**Source**

----

Another ZFS ARC memory question

2012-02-24 Thread Luke Marsden
Hi all,

Just wanted to get your opinion on best practices for ZFS.

We're running 8.2-RELEASE v15 in production on 24GB RAM amd64 machines
but have been having trouble with short spikes in application memory
usage resulting in huge amounts of swapping, bringing the whole machine
to its knees and crashing it hard.  I suspect this is because when there
is a sudden spike in memory usage the zfs arc reclaim thread is unable
to free system memory fast enough.

This most recently happened yesterday as you can see from the following
munin graphs:

E.g. http://hybrid-logic.co.uk/memory-day.png
 http://hybrid-logic.co.uk/swap-day.png

Our response has been to start limiting the ZFS ARC cache to 4GB on our
production machines - trading performance for stability is fine with me
(and we have L2ARC on SSD so we still get good levels of caching).

My questions are:

  * is this a known problem?

----

**Record extracts**

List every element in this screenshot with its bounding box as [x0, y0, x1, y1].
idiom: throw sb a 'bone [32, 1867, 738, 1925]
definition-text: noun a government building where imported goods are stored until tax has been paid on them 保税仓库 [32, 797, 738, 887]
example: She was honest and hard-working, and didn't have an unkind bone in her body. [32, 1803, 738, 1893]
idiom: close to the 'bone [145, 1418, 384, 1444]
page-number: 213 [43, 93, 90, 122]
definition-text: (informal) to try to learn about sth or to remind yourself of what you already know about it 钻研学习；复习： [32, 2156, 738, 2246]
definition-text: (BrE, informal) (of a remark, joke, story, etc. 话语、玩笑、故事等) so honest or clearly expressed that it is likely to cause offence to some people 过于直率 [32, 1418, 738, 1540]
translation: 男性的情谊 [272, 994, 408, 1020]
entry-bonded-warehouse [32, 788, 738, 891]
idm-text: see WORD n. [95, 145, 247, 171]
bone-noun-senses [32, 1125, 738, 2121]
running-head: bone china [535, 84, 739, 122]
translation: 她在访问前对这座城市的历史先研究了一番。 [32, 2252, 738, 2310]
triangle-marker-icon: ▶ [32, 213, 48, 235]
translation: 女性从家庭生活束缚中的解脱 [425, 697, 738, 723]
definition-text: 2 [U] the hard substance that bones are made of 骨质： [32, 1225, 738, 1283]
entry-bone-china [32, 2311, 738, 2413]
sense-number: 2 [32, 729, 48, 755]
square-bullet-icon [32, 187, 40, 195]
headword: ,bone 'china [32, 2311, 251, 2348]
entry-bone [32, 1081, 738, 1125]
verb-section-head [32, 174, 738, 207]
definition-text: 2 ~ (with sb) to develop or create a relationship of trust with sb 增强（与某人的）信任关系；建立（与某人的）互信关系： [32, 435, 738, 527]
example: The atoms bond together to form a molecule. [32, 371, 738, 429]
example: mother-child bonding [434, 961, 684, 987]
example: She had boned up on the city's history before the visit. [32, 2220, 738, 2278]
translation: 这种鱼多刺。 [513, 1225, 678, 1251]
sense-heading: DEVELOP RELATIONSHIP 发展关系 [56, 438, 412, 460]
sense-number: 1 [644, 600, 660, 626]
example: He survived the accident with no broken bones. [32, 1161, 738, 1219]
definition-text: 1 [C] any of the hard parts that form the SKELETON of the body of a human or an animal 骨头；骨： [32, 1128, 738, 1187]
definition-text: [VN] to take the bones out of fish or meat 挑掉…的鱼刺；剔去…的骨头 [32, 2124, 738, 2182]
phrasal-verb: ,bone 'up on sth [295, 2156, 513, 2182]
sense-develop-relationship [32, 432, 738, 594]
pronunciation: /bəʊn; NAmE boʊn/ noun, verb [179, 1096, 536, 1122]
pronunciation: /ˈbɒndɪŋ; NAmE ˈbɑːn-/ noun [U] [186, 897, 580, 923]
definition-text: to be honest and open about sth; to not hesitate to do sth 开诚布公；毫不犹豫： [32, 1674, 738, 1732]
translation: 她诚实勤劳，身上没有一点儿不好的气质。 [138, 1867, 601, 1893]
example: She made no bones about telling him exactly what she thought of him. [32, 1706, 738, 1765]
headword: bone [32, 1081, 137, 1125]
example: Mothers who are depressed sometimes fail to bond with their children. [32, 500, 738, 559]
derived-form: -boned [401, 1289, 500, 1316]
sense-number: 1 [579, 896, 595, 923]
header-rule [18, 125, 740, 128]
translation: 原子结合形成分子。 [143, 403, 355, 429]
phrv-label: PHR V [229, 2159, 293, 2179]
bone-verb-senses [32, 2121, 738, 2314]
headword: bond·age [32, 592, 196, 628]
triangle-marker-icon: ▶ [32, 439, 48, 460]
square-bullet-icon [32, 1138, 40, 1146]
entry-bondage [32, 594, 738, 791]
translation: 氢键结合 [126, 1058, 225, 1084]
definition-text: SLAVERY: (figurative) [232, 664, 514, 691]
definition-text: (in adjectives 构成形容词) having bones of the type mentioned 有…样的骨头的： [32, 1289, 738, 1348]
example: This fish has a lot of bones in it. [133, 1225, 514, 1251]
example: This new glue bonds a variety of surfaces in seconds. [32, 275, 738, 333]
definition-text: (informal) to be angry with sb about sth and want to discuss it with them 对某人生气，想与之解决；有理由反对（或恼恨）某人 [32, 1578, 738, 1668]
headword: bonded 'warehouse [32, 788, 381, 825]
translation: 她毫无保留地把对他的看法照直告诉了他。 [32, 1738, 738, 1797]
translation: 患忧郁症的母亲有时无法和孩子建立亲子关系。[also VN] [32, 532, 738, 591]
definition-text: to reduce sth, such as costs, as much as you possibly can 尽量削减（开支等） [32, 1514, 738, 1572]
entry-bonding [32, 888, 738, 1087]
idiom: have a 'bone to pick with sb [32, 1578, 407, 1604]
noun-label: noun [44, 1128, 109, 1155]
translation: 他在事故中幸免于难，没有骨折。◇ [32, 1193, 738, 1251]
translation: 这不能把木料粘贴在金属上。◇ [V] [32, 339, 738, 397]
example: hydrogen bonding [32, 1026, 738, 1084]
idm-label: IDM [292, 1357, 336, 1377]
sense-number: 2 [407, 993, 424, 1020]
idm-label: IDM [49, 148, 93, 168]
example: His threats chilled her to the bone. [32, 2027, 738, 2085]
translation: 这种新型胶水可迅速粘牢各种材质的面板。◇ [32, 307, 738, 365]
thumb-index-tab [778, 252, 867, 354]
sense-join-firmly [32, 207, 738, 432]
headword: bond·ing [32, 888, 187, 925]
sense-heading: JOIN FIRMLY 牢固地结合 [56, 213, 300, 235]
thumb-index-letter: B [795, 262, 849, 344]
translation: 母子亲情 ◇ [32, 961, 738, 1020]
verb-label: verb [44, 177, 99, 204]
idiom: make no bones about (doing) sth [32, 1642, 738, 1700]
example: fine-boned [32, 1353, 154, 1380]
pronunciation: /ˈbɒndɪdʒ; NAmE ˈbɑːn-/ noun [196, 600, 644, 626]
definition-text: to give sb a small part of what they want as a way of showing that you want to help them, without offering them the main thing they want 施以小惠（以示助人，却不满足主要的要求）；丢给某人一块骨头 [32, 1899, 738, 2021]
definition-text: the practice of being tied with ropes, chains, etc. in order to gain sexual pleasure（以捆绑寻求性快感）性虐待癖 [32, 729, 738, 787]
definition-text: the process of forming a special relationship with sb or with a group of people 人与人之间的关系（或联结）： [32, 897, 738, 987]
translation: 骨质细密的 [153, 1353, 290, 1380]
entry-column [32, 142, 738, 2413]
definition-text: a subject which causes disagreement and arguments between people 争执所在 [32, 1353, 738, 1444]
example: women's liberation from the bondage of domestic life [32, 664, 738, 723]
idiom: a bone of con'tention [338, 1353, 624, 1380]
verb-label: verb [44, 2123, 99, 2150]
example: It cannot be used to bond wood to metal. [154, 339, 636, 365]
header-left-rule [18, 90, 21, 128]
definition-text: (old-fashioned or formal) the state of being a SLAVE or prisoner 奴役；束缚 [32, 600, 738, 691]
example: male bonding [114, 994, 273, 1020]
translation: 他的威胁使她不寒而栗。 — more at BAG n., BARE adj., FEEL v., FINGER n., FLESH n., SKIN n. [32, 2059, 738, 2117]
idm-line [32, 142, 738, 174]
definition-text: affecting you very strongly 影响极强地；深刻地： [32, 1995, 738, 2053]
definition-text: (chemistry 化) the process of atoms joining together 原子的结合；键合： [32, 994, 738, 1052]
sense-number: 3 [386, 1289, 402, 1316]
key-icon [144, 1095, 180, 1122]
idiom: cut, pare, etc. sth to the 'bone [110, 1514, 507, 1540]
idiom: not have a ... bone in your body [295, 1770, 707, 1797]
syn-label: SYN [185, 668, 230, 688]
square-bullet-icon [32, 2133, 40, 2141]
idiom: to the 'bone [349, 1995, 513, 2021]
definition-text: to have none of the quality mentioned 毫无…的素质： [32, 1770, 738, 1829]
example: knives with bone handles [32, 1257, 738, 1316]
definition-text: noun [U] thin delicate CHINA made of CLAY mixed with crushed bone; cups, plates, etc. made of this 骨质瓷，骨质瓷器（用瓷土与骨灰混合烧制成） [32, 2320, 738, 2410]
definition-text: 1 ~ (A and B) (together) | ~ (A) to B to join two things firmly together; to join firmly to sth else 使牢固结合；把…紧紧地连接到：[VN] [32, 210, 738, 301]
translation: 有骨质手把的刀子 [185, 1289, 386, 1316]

----

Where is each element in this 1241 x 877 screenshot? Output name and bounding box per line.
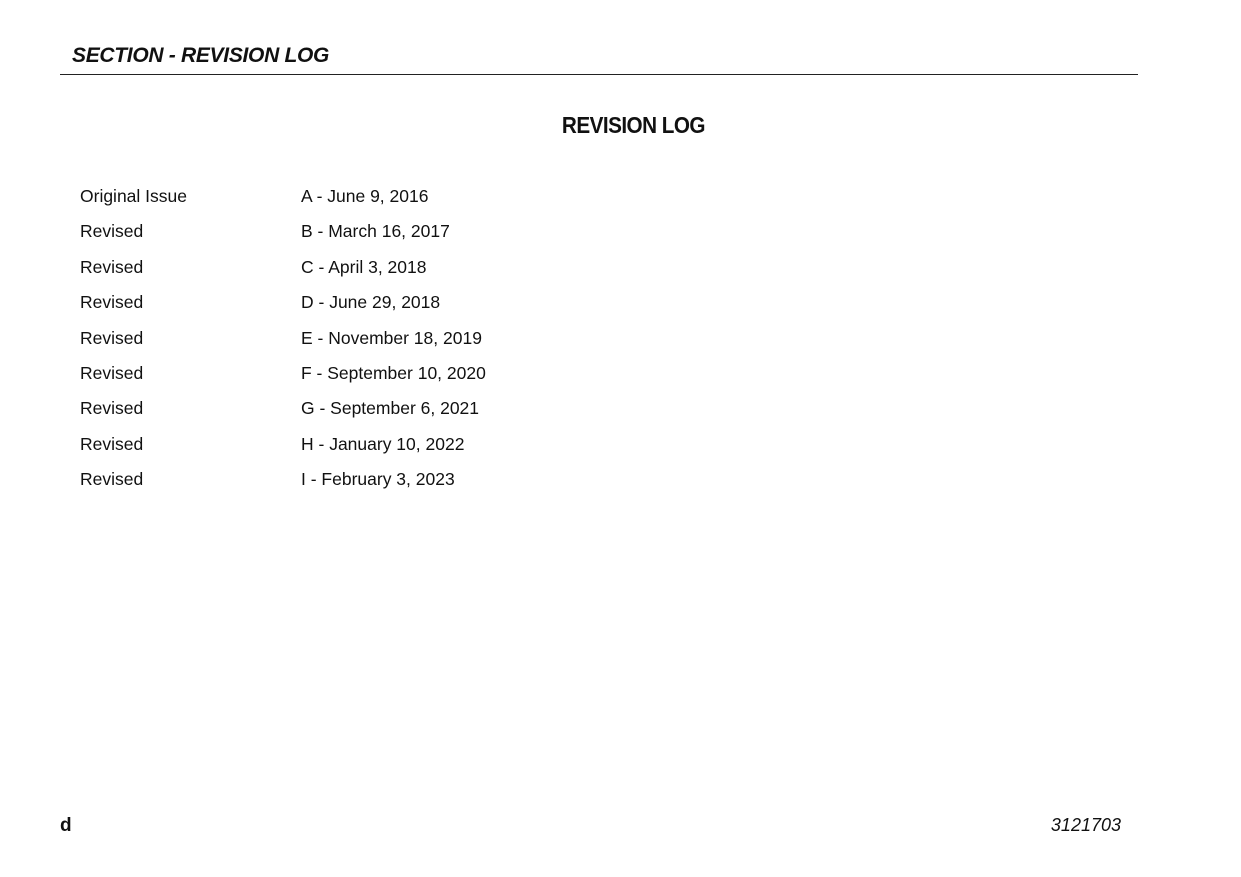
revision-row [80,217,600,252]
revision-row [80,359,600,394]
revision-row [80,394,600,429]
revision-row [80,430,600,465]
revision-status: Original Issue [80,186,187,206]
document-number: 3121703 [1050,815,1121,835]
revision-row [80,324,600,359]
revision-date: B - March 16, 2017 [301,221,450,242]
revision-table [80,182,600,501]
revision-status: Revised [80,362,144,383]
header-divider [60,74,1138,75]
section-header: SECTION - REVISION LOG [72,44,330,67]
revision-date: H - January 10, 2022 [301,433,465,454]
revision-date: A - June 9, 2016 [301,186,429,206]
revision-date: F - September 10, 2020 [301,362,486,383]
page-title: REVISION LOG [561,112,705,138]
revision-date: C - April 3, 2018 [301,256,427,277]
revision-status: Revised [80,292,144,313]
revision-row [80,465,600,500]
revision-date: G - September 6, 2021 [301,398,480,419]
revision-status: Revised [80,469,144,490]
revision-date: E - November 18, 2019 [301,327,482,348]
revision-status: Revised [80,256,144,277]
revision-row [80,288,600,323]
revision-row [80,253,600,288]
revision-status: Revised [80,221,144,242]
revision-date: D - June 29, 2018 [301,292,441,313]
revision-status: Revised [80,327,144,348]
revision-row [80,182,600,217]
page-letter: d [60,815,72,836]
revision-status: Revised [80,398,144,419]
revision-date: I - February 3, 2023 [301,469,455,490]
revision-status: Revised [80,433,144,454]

----

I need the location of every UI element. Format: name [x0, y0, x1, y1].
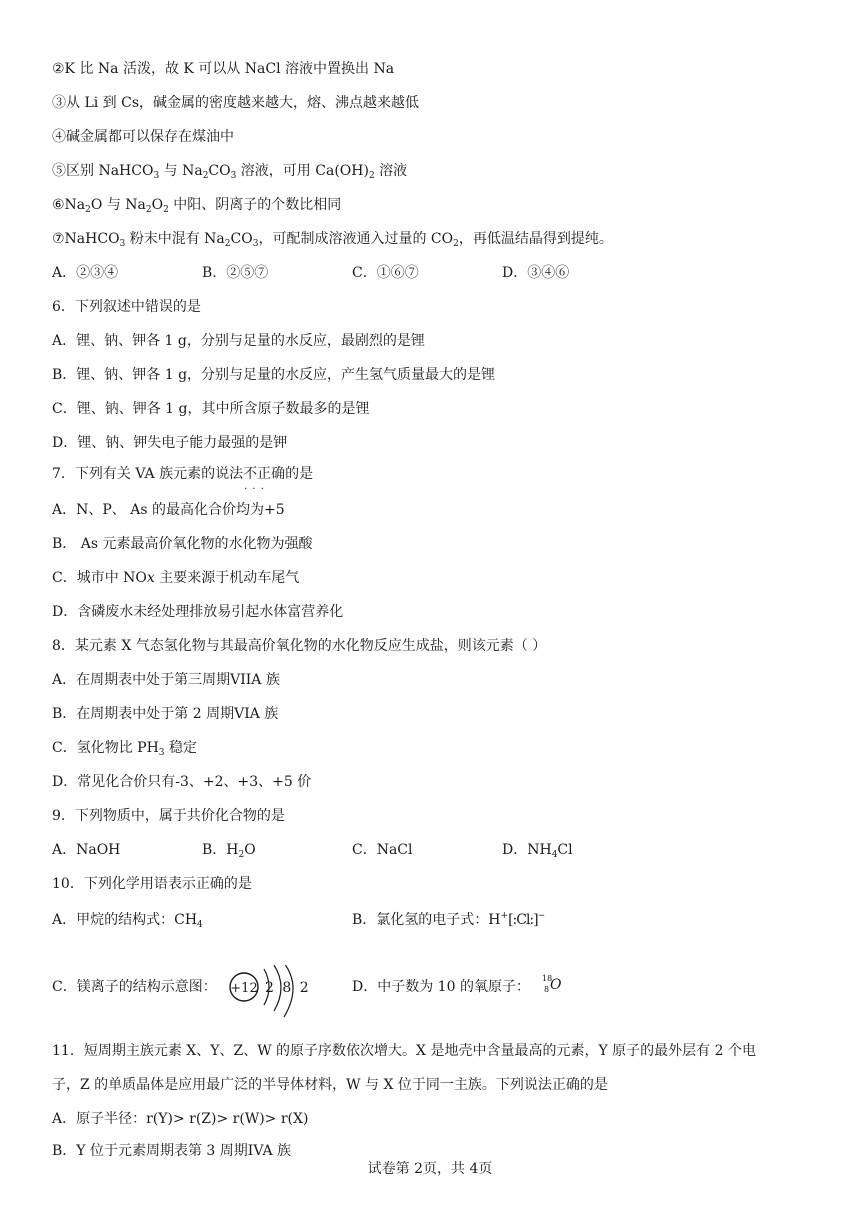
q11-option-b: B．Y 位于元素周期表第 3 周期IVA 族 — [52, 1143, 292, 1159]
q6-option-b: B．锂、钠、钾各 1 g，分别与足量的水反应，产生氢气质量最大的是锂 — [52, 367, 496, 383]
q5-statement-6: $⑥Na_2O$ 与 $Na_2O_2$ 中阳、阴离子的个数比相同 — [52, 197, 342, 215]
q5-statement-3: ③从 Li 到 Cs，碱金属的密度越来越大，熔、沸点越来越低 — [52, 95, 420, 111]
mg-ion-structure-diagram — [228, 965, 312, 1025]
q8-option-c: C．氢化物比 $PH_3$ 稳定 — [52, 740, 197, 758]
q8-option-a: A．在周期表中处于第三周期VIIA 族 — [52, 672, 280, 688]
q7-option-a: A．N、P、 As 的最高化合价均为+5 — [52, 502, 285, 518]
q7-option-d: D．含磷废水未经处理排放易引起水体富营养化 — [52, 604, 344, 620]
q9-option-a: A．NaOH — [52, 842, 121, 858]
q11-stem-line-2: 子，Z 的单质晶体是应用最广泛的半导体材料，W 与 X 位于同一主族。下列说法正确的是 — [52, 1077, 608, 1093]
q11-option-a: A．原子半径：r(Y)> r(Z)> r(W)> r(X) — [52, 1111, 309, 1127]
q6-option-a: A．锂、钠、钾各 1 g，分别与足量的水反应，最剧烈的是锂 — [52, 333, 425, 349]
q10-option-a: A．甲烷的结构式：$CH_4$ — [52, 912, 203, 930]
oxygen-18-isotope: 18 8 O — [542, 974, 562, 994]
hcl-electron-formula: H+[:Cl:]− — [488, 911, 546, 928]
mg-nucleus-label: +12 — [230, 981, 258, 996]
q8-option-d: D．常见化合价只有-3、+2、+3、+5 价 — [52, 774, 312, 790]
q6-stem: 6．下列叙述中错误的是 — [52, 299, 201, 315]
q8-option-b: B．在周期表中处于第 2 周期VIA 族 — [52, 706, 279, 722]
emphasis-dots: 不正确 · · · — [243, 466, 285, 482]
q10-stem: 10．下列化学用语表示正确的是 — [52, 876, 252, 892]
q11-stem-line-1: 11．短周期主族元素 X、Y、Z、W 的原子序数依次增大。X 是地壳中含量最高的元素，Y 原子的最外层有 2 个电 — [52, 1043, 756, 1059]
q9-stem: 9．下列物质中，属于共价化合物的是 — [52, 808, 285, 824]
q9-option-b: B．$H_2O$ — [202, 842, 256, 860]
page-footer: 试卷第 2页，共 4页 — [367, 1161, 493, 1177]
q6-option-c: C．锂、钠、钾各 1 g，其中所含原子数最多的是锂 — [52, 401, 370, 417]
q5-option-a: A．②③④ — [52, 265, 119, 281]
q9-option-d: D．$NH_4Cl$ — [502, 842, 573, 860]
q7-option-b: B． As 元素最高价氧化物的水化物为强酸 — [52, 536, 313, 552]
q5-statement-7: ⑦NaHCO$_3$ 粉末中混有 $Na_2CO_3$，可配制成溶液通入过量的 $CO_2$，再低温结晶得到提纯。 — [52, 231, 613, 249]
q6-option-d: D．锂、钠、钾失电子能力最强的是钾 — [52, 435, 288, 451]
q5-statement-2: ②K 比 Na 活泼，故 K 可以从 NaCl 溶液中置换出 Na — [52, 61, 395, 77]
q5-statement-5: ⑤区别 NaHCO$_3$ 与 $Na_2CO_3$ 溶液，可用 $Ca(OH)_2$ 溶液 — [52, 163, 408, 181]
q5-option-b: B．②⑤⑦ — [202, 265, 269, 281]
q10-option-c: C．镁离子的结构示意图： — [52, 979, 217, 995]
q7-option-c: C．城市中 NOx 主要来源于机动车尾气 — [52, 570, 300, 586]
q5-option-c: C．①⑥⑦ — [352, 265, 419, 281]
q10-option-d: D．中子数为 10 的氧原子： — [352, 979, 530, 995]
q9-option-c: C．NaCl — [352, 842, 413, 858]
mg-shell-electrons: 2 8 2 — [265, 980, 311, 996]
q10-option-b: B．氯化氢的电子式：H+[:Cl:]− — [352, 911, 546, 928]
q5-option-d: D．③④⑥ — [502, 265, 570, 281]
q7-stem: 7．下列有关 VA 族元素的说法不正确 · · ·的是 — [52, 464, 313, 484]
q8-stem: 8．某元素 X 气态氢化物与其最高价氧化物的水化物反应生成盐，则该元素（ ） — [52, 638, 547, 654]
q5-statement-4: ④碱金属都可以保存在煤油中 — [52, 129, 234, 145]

----

**Description of the task**
Return the passage of the ZFS memory post that starts at "Another ZFS ARC" and ends at "memory fast enough.", copied word for word.

**Written answer**
Another ZFS ARC memory question

2012-02-24 Thread Luke Marsden
Hi all,

Just wanted to get your opinion on best practices for ZFS.

We're running 8.2-RELEASE v15 in production on 24GB RAM amd64 machines
but have been having trouble with short spikes in application memory
usage resulting in huge amounts of swapping, bringing the whole machine
to its knees and crashing it hard.  I suspect this is because when there
is a sudden spike in memory usage the zfs arc reclaim thread is unable
to free system memory fast enough.